/---

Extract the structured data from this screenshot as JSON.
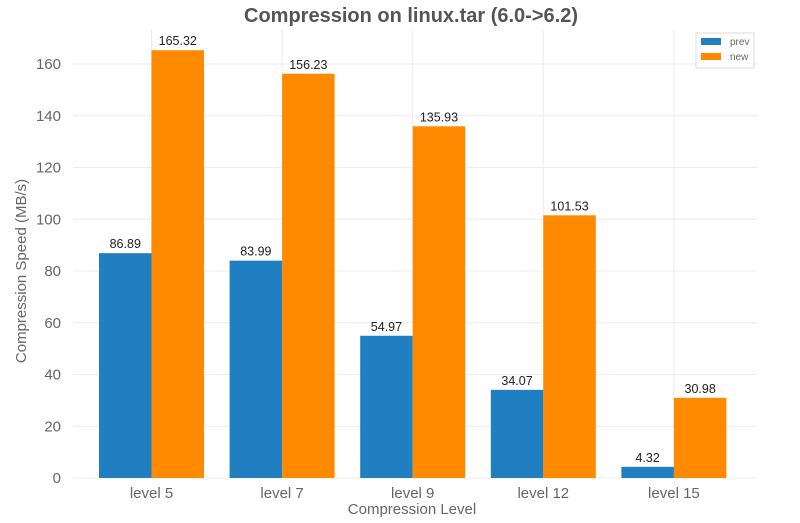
{
  "chart_data": {
    "type": "bar",
    "title": "Compression on linux.tar (6.0->6.2)",
    "xlabel": "Compression Level",
    "ylabel": "Compression Speed (MB/s)",
    "categories": [
      "level 5",
      "level 7",
      "level 9",
      "level 12",
      "level 15"
    ],
    "series": [
      {
        "name": "prev",
        "color": "#1f7fc0",
        "values": [
          86.89,
          83.99,
          54.97,
          34.07,
          4.32
        ]
      },
      {
        "name": "new",
        "color": "#ff8a00",
        "values": [
          165.32,
          156.23,
          135.93,
          101.53,
          30.98
        ]
      }
    ],
    "value_labels": [
      [
        "86.89",
        "83.99",
        "54.97",
        "34.07",
        "4.32"
      ],
      [
        "165.32",
        "156.23",
        "135.93",
        "101.53",
        "30.98"
      ]
    ],
    "yticks": [
      0,
      20,
      40,
      60,
      80,
      100,
      120,
      140,
      160
    ],
    "ylim": [
      0,
      173
    ],
    "grid": true,
    "legend_position": "upper right"
  }
}
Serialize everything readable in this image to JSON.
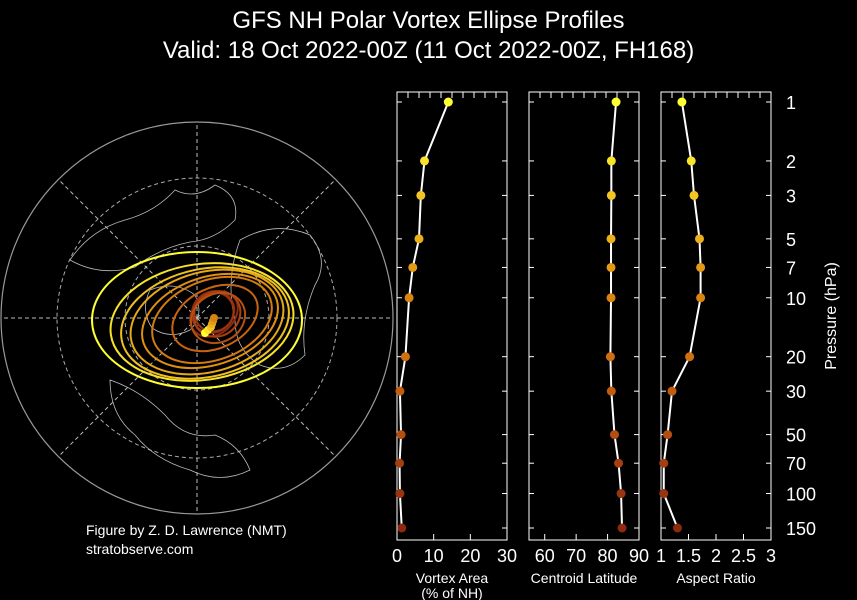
{
  "title_line1": "GFS NH Polar Vortex Ellipse Profiles",
  "title_line2": "Valid: 18 Oct 2022-00Z  (11 Oct 2022-00Z, FH168)",
  "credit_line1": "Figure by Z. D. Lawrence (NMT)",
  "credit_line2": "stratobserve.com",
  "colors": {
    "background": "#000000",
    "profile_line": "#ffffff",
    "map_ring": "#999999",
    "pressure_colorscale": [
      "#ffff33",
      "#f0c020",
      "#e09010",
      "#c86410",
      "#a84010",
      "#8c2a10"
    ]
  },
  "chart_data": [
    {
      "type": "map",
      "panel": "polar-stereographic-map",
      "description_shown": "North polar stereographic map with vortex ellipses colored by pressure level",
      "ellipses": [
        {
          "pressure_hPa": 1,
          "color": "#ffff33"
        },
        {
          "pressure_hPa": 2,
          "color": "#f7e22a"
        },
        {
          "pressure_hPa": 3,
          "color": "#f0c020"
        },
        {
          "pressure_hPa": 5,
          "color": "#e8a818"
        },
        {
          "pressure_hPa": 7,
          "color": "#e09010"
        },
        {
          "pressure_hPa": 10,
          "color": "#d47a10"
        },
        {
          "pressure_hPa": 20,
          "color": "#c86410"
        },
        {
          "pressure_hPa": 30,
          "color": "#b85012"
        },
        {
          "pressure_hPa": 50,
          "color": "#a84010"
        },
        {
          "pressure_hPa": 70,
          "color": "#983410"
        },
        {
          "pressure_hPa": 100,
          "color": "#902e10"
        },
        {
          "pressure_hPa": 150,
          "color": "#8c2a10"
        }
      ]
    },
    {
      "type": "line",
      "panel": "vortex-area",
      "xlabel": "Vortex Area",
      "xlabel2": "(% of NH)",
      "xlim": [
        0,
        30
      ],
      "xticks": [
        "0",
        "10",
        "20",
        "30"
      ],
      "y_scale": "log",
      "series": [
        {
          "pressure": [
            1,
            2,
            3,
            5,
            7,
            10,
            20,
            30,
            50,
            70,
            100,
            150
          ],
          "values": [
            14,
            7.5,
            6.5,
            6,
            4.3,
            3.3,
            2.3,
            0.8,
            1.1,
            0.7,
            0.8,
            1.3
          ]
        }
      ]
    },
    {
      "type": "line",
      "panel": "centroid-latitude",
      "xlabel": "Centroid Latitude",
      "xlim": [
        55,
        90
      ],
      "xticks": [
        "60",
        "70",
        "80",
        "90"
      ],
      "y_scale": "log",
      "series": [
        {
          "pressure": [
            1,
            2,
            3,
            5,
            7,
            10,
            20,
            30,
            50,
            70,
            100,
            150
          ],
          "values": [
            82.7,
            81.2,
            81.2,
            81.1,
            81.1,
            81.1,
            80.9,
            81.2,
            82.2,
            83.5,
            84.3,
            84.6
          ]
        }
      ]
    },
    {
      "type": "line",
      "panel": "aspect-ratio",
      "xlabel": "Aspect Ratio",
      "xlim": [
        1,
        3
      ],
      "xticks": [
        "1",
        "1.5",
        "2",
        "2.5",
        "3"
      ],
      "y_scale": "log",
      "series": [
        {
          "pressure": [
            1,
            2,
            3,
            5,
            7,
            10,
            20,
            30,
            50,
            70,
            100,
            150
          ],
          "values": [
            1.38,
            1.55,
            1.6,
            1.7,
            1.72,
            1.72,
            1.52,
            1.2,
            1.12,
            1.05,
            1.05,
            1.3
          ]
        }
      ]
    }
  ],
  "pressure_axis": {
    "ylabel": "Pressure (hPa)",
    "levels": [
      1,
      2,
      3,
      5,
      7,
      10,
      20,
      30,
      50,
      70,
      100,
      150
    ],
    "tick_labels": [
      "1",
      "2",
      "3",
      "5",
      "7",
      "10",
      "20",
      "30",
      "50",
      "70",
      "100",
      "150"
    ]
  }
}
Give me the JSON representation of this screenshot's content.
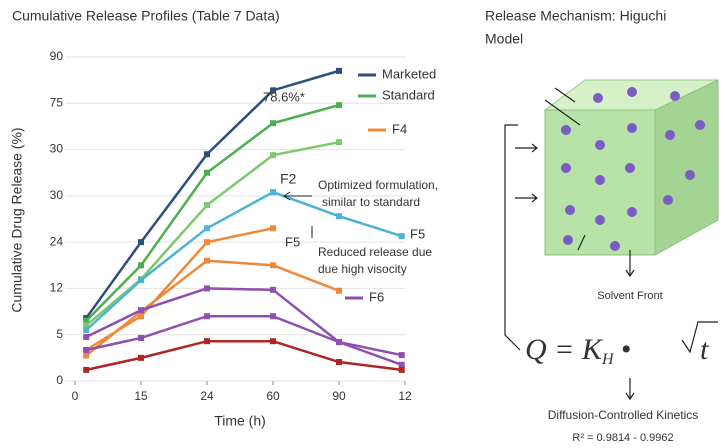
{
  "chart_data": {
    "type": "line",
    "title": "Cumulative Release Profiles (Table 7 Data)",
    "x_label": "Time (h)",
    "y_label": "Cumulative Drug Release (%)",
    "x": [
      0.17,
      1,
      2,
      3,
      4,
      4.95
    ],
    "xlim": [
      0,
      5
    ],
    "xticks": [
      {
        "value": 0,
        "label": "0"
      },
      {
        "value": 1,
        "label": "15"
      },
      {
        "value": 2,
        "label": "24"
      },
      {
        "value": 3,
        "label": "60"
      },
      {
        "value": 4,
        "label": "90"
      },
      {
        "value": 5,
        "label": "12"
      }
    ],
    "ylim": [
      0,
      7
    ],
    "yticks": [
      {
        "value": 0,
        "label": "0"
      },
      {
        "value": 1,
        "label": "5"
      },
      {
        "value": 2,
        "label": "12"
      },
      {
        "value": 3,
        "label": "24"
      },
      {
        "value": 4,
        "label": "30"
      },
      {
        "value": 5,
        "label": "30"
      },
      {
        "value": 6,
        "label": "75"
      },
      {
        "value": 7,
        "label": "90"
      }
    ],
    "grid": true,
    "series": [
      {
        "name": "Marketed",
        "color": "#2c4e7e",
        "values": [
          1.36,
          3.0,
          4.9,
          6.28,
          6.7,
          null
        ]
      },
      {
        "name": "Standard",
        "color": "#4caf50",
        "values": [
          1.3,
          2.5,
          4.5,
          5.57,
          5.96,
          null
        ]
      },
      {
        "color": "#7cc96b",
        "values": [
          1.2,
          2.2,
          3.8,
          4.88,
          5.16,
          null
        ]
      },
      {
        "name": "F5",
        "color": "#4bb3d6",
        "values": [
          1.1,
          2.18,
          3.3,
          4.08,
          3.56,
          3.13
        ]
      },
      {
        "name": "F4",
        "color": "#f0883a",
        "values": [
          0.67,
          1.4,
          3.0,
          3.3,
          null,
          null
        ]
      },
      {
        "color": "#f0883a",
        "values": [
          0.55,
          1.5,
          2.6,
          2.5,
          1.95,
          null
        ]
      },
      {
        "name": "F6",
        "color": "#8e4fb0",
        "values": [
          0.95,
          1.53,
          2.0,
          1.97,
          0.84,
          0.56
        ]
      },
      {
        "color": "#8e4fb0",
        "values": [
          0.67,
          0.93,
          1.4,
          1.4,
          0.84,
          0.35
        ]
      },
      {
        "color": "#b02424",
        "values": [
          0.24,
          0.5,
          0.86,
          0.86,
          0.41,
          0.24
        ]
      }
    ],
    "annotations": [
      "78.6%*",
      "F2",
      "Optimized formulation,",
      "similar to standard",
      "F5",
      "Reduced release due",
      "due high visocity"
    ]
  },
  "mechanism": {
    "title": [
      "Release Mechanism: Higuchi",
      "Model"
    ],
    "solvent": "Solvent Front",
    "equation": {
      "lhs": "Q = ",
      "k": "K",
      "sub": "H",
      "dot": " • ",
      "var": "t"
    },
    "kinetics": "Diffusion-Controlled Kinetics",
    "r2": "R² = 0.9814 - 0.9962"
  }
}
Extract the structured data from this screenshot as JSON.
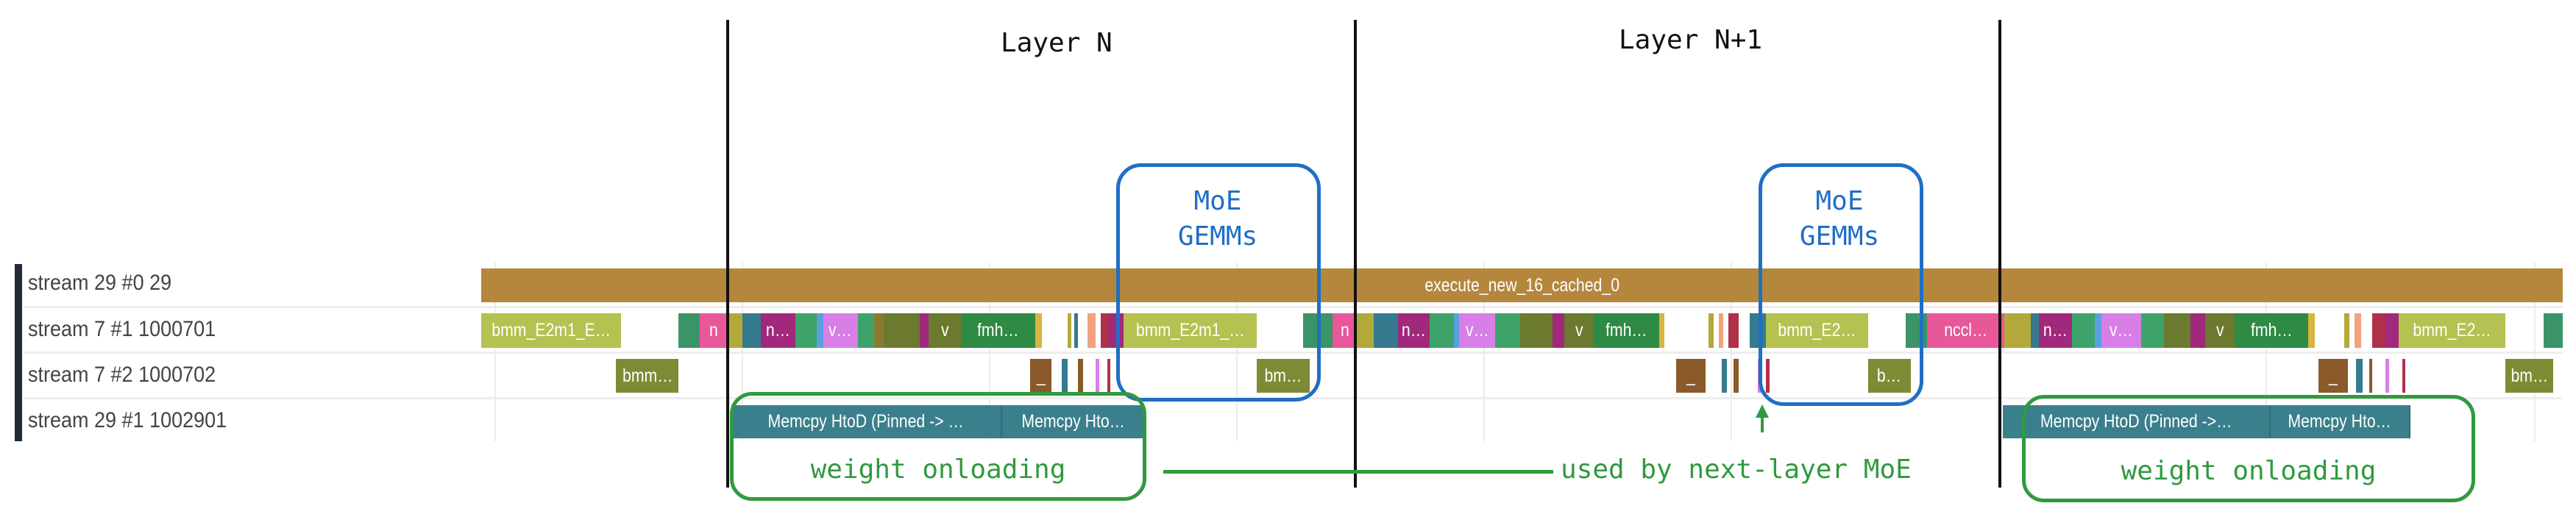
{
  "layers": {
    "layer_n": "Layer N",
    "layer_n1": "Layer N+1"
  },
  "rows": [
    {
      "label": "stream 29 #0 29"
    },
    {
      "label": "stream 7 #1 1000701"
    },
    {
      "label": "stream 7 #2 1000702"
    },
    {
      "label": "stream 29 #1 1002901"
    }
  ],
  "row1_blocks": [
    "execute_new_16_cached_0"
  ],
  "row2_blocks": [
    "bmm_E2m1_E…",
    "n",
    "n…",
    "v…",
    "v",
    "fmh…",
    "bmm_E2m1_…",
    "n",
    "n…",
    "v…",
    "v",
    "fmh…",
    "bmm_E2…",
    "nccl…",
    "n…",
    "v…",
    "v",
    "fmh…",
    "bmm_E2…"
  ],
  "row3_blocks": [
    "bmm…",
    "_",
    "bm…",
    "_",
    "b…",
    "_",
    "bm…"
  ],
  "row4_blocks": [
    "Memcpy HtoD (Pinned -> …",
    "Memcpy Hto…",
    "Memcpy HtoD (Pinned ->…",
    "Memcpy Hto…"
  ],
  "annotations": {
    "moe_gemms_1": "MoE GEMMs",
    "moe_gemms_2": "MoE GEMMs",
    "weight_onloading_1": "weight onloading",
    "weight_onloading_2": "weight onloading",
    "used_by": "used by next-layer MoE"
  },
  "colors": {
    "execute": "#b5873d",
    "annotation_blue": "#1f6fc4",
    "annotation_green": "#2f9a3e",
    "memcpy": "#3a7f8c"
  }
}
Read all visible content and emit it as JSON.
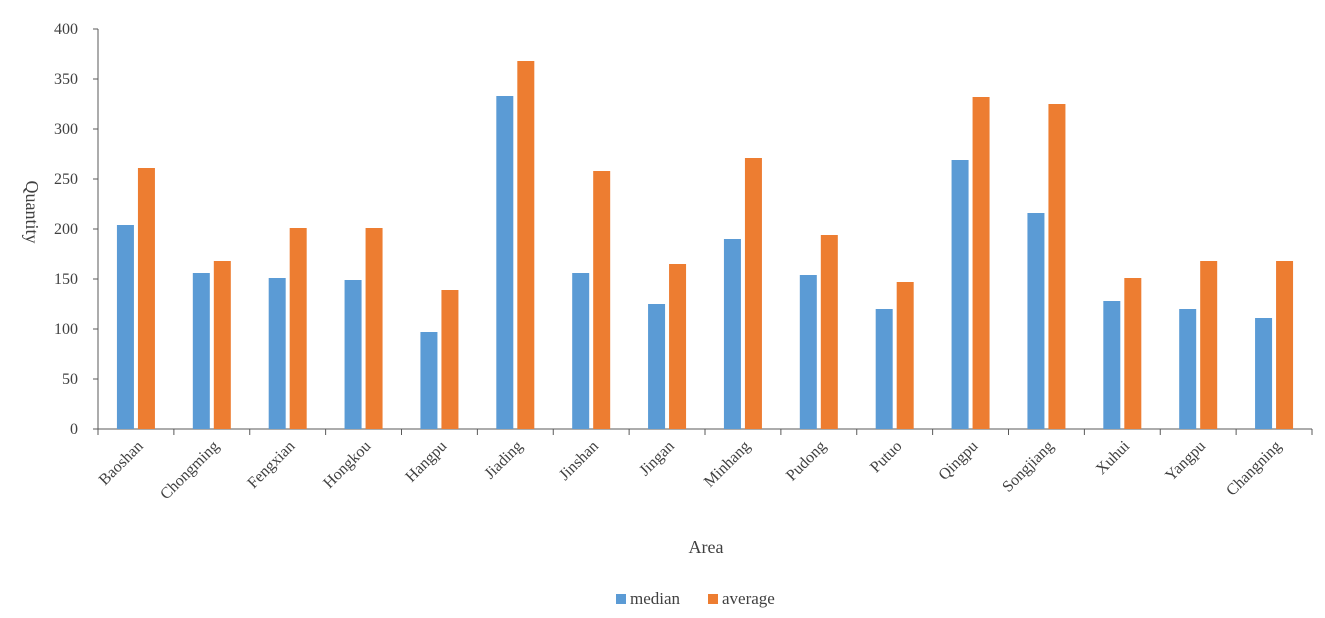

\---

▶ **STATED EXERCISE**: Scan the listing above for the word "JSON" and show each line where it is found.

▶ **THE RESULT**:
Extract the structured data from this screenshot as JSON.
Serialize everything readable in this image to JSON.
Give me the JSON representation of this screenshot's content.
Extract the structured data from this screenshot as JSON.
Read all visible content and emit it as JSON.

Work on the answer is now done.